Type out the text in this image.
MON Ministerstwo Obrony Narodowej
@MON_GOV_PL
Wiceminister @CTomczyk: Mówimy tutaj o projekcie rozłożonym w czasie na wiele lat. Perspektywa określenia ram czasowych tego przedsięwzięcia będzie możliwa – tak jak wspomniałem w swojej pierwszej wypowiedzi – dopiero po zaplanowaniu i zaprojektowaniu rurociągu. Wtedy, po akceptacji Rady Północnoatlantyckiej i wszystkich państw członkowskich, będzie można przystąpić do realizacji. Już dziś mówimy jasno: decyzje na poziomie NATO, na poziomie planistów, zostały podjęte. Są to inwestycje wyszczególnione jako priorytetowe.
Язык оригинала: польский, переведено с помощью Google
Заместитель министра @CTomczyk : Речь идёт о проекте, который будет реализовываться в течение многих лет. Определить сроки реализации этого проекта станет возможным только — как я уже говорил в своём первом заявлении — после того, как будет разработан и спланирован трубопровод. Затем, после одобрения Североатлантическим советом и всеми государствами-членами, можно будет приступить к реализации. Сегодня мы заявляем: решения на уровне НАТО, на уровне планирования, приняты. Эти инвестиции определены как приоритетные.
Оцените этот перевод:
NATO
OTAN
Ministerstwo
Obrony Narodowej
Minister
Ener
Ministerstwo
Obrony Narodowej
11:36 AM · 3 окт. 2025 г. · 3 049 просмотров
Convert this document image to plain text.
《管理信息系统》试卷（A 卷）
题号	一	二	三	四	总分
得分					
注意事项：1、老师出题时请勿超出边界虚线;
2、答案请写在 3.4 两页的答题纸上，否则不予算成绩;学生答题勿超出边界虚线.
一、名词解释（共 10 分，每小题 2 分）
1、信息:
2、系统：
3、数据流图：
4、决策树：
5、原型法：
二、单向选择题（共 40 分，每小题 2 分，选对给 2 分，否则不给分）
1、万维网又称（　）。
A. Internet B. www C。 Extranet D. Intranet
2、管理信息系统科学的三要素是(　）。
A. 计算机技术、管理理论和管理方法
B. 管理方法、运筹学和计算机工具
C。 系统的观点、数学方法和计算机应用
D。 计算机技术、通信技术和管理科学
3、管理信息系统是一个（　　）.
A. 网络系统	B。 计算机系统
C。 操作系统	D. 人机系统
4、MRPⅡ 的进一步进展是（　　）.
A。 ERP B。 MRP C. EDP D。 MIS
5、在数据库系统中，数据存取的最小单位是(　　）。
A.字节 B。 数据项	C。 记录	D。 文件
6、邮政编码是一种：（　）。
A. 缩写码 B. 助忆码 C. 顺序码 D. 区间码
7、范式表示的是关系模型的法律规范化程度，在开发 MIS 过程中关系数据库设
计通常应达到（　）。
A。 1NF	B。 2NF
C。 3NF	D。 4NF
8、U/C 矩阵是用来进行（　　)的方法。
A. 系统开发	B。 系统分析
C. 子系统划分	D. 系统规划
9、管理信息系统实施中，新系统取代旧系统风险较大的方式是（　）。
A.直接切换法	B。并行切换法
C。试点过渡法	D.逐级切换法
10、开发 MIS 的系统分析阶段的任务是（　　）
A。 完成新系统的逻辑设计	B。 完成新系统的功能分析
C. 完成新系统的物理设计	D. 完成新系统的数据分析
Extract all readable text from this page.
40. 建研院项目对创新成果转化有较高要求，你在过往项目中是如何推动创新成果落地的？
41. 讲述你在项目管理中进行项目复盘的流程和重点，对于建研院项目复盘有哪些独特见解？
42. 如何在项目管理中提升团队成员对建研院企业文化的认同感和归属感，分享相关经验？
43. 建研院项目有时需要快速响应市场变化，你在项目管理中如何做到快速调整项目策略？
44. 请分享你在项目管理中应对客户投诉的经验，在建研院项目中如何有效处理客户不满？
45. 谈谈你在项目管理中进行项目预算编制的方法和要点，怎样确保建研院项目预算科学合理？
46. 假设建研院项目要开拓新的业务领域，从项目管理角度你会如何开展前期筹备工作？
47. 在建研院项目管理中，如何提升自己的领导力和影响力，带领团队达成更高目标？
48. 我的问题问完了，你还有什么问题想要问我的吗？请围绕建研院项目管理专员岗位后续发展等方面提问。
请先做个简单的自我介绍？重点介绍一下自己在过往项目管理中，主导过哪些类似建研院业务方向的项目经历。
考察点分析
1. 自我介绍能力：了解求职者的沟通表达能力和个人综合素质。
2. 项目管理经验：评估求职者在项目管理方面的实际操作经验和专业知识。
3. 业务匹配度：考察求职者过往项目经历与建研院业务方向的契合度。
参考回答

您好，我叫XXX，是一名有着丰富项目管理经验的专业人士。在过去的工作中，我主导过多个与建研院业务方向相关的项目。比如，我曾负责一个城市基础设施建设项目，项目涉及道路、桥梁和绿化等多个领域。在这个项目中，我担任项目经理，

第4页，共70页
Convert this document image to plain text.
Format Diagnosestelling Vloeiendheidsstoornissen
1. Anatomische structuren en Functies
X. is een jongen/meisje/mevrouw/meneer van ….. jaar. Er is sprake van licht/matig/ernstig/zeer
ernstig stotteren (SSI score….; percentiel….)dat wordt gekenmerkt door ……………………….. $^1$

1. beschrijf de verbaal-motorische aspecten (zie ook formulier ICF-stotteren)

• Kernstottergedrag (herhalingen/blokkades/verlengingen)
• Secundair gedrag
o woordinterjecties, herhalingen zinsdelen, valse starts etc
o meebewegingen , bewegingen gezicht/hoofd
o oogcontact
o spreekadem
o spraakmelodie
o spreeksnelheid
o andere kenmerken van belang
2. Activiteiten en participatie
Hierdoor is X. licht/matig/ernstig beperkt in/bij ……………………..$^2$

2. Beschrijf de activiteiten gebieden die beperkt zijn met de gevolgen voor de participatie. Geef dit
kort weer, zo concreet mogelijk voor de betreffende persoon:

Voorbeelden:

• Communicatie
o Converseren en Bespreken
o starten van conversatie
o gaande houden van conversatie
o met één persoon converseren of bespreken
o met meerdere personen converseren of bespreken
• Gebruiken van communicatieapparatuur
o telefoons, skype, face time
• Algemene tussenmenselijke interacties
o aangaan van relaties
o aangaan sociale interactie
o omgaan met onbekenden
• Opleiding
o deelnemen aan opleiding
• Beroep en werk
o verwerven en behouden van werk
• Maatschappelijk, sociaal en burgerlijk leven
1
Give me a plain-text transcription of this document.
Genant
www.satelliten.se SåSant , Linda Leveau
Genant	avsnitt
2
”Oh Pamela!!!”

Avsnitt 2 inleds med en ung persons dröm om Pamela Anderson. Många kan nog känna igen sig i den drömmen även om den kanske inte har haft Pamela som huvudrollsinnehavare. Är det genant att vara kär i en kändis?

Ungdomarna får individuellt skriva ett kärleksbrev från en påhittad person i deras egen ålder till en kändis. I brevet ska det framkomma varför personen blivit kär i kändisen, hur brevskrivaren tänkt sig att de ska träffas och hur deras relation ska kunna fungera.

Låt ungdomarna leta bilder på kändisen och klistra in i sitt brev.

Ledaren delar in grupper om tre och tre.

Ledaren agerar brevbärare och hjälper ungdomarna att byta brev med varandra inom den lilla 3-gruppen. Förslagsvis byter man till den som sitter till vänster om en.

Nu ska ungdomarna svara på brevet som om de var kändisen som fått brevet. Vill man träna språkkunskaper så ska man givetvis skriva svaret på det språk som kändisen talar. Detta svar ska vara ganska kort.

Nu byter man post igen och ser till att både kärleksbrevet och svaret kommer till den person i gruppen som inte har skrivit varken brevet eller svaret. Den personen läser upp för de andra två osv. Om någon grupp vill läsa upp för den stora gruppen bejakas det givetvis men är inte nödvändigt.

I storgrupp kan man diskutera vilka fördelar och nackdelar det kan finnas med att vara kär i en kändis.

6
-=-=-=-=-
= THE REQUEST =
Each entry above is to be set down again in exactly the same words.

= FINAL RESULT =
Type out the text in this image.
MON Ministerstwo Obrony Narodowej
@MON_GOV_PL
Wiceminister @CTomczyk: Mówimy tutaj o projekcie rozłożonym w czasie na wiele lat. Perspektywa określenia ram czasowych tego przedsięwzięcia będzie możliwa – tak jak wspomniałem w swojej pierwszej wypowiedzi – dopiero po zaplanowaniu i zaprojektowaniu rurociągu. Wtedy, po akceptacji Rady Północnoatlantyckiej i wszystkich państw członkowskich, będzie można przystąpić do realizacji. Już dziś mówimy jasno: decyzje na poziomie NATO, na poziomie planistów, zostały podjęte. Są to inwestycje wyszczególnione jako priorytetowe.
Язык оригинала: польский, переведено с помощью Google
Заместитель министра @CTomczyk : Речь идёт о проекте, который будет реализовываться в течение многих лет. Определить сроки реализации этого проекта станет возможным только — как я уже говорил в своём первом заявлении — после того, как будет разработан и спланирован трубопровод. Затем, после одобрения Североатлантическим советом и всеми государствами-членами, можно будет приступить к реализации. Сегодня мы заявляем: решения на уровне НАТО, на уровне планирования, приняты. Эти инвестиции определены как приоритетные.
Оцените этот перевод:
NATO
OTAN
Ministerstwo
Obrony Narodowej
Minister
Ener
Ministerstwo
Obrony Narodowej
11:36 AM · 3 окт. 2025 г. · 3 049 просмотров
Convert this document image to plain text.
《管理信息系统》试卷（A 卷）
题号	一	二	三	四	总分
得分					
注意事项：1、老师出题时请勿超出边界虚线;
2、答案请写在 3.4 两页的答题纸上，否则不予算成绩;学生答题勿超出边界虚线.
一、名词解释（共 10 分，每小题 2 分）
1、信息:
2、系统：
3、数据流图：
4、决策树：
5、原型法：
二、单向选择题（共 40 分，每小题 2 分，选对给 2 分，否则不给分）
1、万维网又称（　）。
A. Internet B. www C。 Extranet D. Intranet
2、管理信息系统科学的三要素是(　）。
A. 计算机技术、管理理论和管理方法
B. 管理方法、运筹学和计算机工具
C。 系统的观点、数学方法和计算机应用
D。 计算机技术、通信技术和管理科学
3、管理信息系统是一个（　　）.
A. 网络系统	B。 计算机系统
C。 操作系统	D. 人机系统
4、MRPⅡ 的进一步进展是（　　）.
A。 ERP B。 MRP C. EDP D。 MIS
5、在数据库系统中，数据存取的最小单位是(　　）。
A.字节 B。 数据项	C。 记录	D。 文件
6、邮政编码是一种：（　）。
A. 缩写码 B. 助忆码 C. 顺序码 D. 区间码
7、范式表示的是关系模型的法律规范化程度，在开发 MIS 过程中关系数据库设
计通常应达到（　）。
A。 1NF	B。 2NF
C。 3NF	D。 4NF
8、U/C 矩阵是用来进行（　　)的方法。
A. 系统开发	B。 系统分析
C. 子系统划分	D. 系统规划
9、管理信息系统实施中，新系统取代旧系统风险较大的方式是（　）。
A.直接切换法	B。并行切换法
C。试点过渡法	D.逐级切换法
10、开发 MIS 的系统分析阶段的任务是（　　）
A。 完成新系统的逻辑设计	B。 完成新系统的功能分析
C. 完成新系统的物理设计	D. 完成新系统的数据分析
Extract all readable text from this page.
40. 建研院项目对创新成果转化有较高要求，你在过往项目中是如何推动创新成果落地的？
41. 讲述你在项目管理中进行项目复盘的流程和重点，对于建研院项目复盘有哪些独特见解？
42. 如何在项目管理中提升团队成员对建研院企业文化的认同感和归属感，分享相关经验？
43. 建研院项目有时需要快速响应市场变化，你在项目管理中如何做到快速调整项目策略？
44. 请分享你在项目管理中应对客户投诉的经验，在建研院项目中如何有效处理客户不满？
45. 谈谈你在项目管理中进行项目预算编制的方法和要点，怎样确保建研院项目预算科学合理？
46. 假设建研院项目要开拓新的业务领域，从项目管理角度你会如何开展前期筹备工作？
47. 在建研院项目管理中，如何提升自己的领导力和影响力，带领团队达成更高目标？
48. 我的问题问完了，你还有什么问题想要问我的吗？请围绕建研院项目管理专员岗位后续发展等方面提问。
请先做个简单的自我介绍？重点介绍一下自己在过往项目管理中，主导过哪些类似建研院业务方向的项目经历。
考察点分析
1. 自我介绍能力：了解求职者的沟通表达能力和个人综合素质。
2. 项目管理经验：评估求职者在项目管理方面的实际操作经验和专业知识。
3. 业务匹配度：考察求职者过往项目经历与建研院业务方向的契合度。
参考回答

您好，我叫XXX，是一名有着丰富项目管理经验的专业人士。在过去的工作中，我主导过多个与建研院业务方向相关的项目。比如，我曾负责一个城市基础设施建设项目，项目涉及道路、桥梁和绿化等多个领域。在这个项目中，我担任项目经理，

第4页，共70页
Convert this document image to plain text.
Format Diagnosestelling Vloeiendheidsstoornissen
1. Anatomische structuren en Functies
X. is een jongen/meisje/mevrouw/meneer van ….. jaar. Er is sprake van licht/matig/ernstig/zeer
ernstig stotteren (SSI score….; percentiel….)dat wordt gekenmerkt door ……………………….. $^1$

1. beschrijf de verbaal-motorische aspecten (zie ook formulier ICF-stotteren)

• Kernstottergedrag (herhalingen/blokkades/verlengingen)
• Secundair gedrag
o woordinterjecties, herhalingen zinsdelen, valse starts etc
o meebewegingen , bewegingen gezicht/hoofd
o oogcontact
o spreekadem
o spraakmelodie
o spreeksnelheid
o andere kenmerken van belang
2. Activiteiten en participatie
Hierdoor is X. licht/matig/ernstig beperkt in/bij ……………………..$^2$

2. Beschrijf de activiteiten gebieden die beperkt zijn met de gevolgen voor de participatie. Geef dit
kort weer, zo concreet mogelijk voor de betreffende persoon:

Voorbeelden:

• Communicatie
o Converseren en Bespreken
o starten van conversatie
o gaande houden van conversatie
o met één persoon converseren of bespreken
o met meerdere personen converseren of bespreken
• Gebruiken van communicatieapparatuur
o telefoons, skype, face time
• Algemene tussenmenselijke interacties
o aangaan van relaties
o aangaan sociale interactie
o omgaan met onbekenden
• Opleiding
o deelnemen aan opleiding
• Beroep en werk
o verwerven en behouden van werk
• Maatschappelijk, sociaal en burgerlijk leven
1
Give me a plain-text transcription of this document.
Genant
www.satelliten.se SåSant , Linda Leveau
Genant	avsnitt
2
”Oh Pamela!!!”

Avsnitt 2 inleds med en ung persons dröm om Pamela Anderson. Många kan nog känna igen sig i den drömmen även om den kanske inte har haft Pamela som huvudrollsinnehavare. Är det genant att vara kär i en kändis?

Ungdomarna får individuellt skriva ett kärleksbrev från en påhittad person i deras egen ålder till en kändis. I brevet ska det framkomma varför personen blivit kär i kändisen, hur brevskrivaren tänkt sig att de ska träffas och hur deras relation ska kunna fungera.

Låt ungdomarna leta bilder på kändisen och klistra in i sitt brev.

Ledaren delar in grupper om tre och tre.

Ledaren agerar brevbärare och hjälper ungdomarna att byta brev med varandra inom den lilla 3-gruppen. Förslagsvis byter man till den som sitter till vänster om en.

Nu ska ungdomarna svara på brevet som om de var kändisen som fått brevet. Vill man träna språkkunskaper så ska man givetvis skriva svaret på det språk som kändisen talar. Detta svar ska vara ganska kort.

Nu byter man post igen och ser till att både kärleksbrevet och svaret kommer till den person i gruppen som inte har skrivit varken brevet eller svaret. Den personen läser upp för de andra två osv. Om någon grupp vill läsa upp för den stora gruppen bejakas det givetvis men är inte nödvändigt.

I storgrupp kan man diskutera vilka fördelar och nackdelar det kan finnas med att vara kär i en kändis.

6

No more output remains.